* BEGIN GIVEN INFORMATION *
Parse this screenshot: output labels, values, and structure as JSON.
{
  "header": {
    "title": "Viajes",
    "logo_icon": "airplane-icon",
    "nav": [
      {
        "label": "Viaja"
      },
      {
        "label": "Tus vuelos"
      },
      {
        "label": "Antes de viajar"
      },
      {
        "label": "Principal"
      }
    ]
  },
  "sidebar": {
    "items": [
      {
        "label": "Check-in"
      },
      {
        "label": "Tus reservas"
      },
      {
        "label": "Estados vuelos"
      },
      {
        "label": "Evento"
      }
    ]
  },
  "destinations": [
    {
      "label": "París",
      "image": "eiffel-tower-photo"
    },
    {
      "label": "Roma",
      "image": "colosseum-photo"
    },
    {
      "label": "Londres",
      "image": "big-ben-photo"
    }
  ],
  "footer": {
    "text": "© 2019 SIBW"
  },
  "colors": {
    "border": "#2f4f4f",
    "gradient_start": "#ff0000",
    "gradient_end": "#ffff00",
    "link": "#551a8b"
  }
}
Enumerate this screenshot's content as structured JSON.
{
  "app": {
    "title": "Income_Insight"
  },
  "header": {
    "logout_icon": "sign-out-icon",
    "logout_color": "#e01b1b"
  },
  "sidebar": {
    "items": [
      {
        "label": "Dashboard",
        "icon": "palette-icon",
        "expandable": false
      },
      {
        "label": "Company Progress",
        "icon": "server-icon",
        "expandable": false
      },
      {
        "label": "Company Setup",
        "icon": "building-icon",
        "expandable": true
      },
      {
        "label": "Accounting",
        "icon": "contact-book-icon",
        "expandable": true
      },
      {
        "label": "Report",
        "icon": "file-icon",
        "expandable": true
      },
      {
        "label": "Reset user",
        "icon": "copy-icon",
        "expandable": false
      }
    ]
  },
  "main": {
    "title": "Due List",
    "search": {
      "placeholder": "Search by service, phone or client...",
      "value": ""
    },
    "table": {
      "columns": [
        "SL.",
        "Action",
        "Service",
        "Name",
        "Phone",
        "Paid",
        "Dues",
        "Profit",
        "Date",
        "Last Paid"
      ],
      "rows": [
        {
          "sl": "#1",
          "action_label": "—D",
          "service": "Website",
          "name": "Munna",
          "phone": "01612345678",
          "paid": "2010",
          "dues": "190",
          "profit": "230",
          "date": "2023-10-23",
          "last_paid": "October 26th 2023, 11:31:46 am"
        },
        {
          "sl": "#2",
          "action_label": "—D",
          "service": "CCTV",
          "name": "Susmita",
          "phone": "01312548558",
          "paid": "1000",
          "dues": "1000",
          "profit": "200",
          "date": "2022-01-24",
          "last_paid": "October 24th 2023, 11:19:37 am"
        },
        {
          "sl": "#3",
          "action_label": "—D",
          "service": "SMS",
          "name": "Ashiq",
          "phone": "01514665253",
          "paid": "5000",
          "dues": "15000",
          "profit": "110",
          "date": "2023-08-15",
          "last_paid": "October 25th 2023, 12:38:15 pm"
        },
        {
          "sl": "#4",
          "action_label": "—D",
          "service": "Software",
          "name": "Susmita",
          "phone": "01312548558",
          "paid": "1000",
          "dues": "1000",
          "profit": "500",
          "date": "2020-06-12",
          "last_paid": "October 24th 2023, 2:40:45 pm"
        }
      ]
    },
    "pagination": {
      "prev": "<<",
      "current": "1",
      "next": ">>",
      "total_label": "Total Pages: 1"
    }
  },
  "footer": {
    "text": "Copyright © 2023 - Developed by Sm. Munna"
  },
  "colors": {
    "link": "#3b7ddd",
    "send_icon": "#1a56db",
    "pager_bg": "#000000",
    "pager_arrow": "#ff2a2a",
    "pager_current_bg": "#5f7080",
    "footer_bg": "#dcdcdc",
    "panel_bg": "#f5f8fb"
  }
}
* END GIVEN INFORMATION *
*WHAT TO WORK ON*: Copy every line from the entries that contains the word "title".

*ANSWER TO THE TASK*:
    "title": "Viajes",
    "title": "Income_Insight"
    "title": "Due List",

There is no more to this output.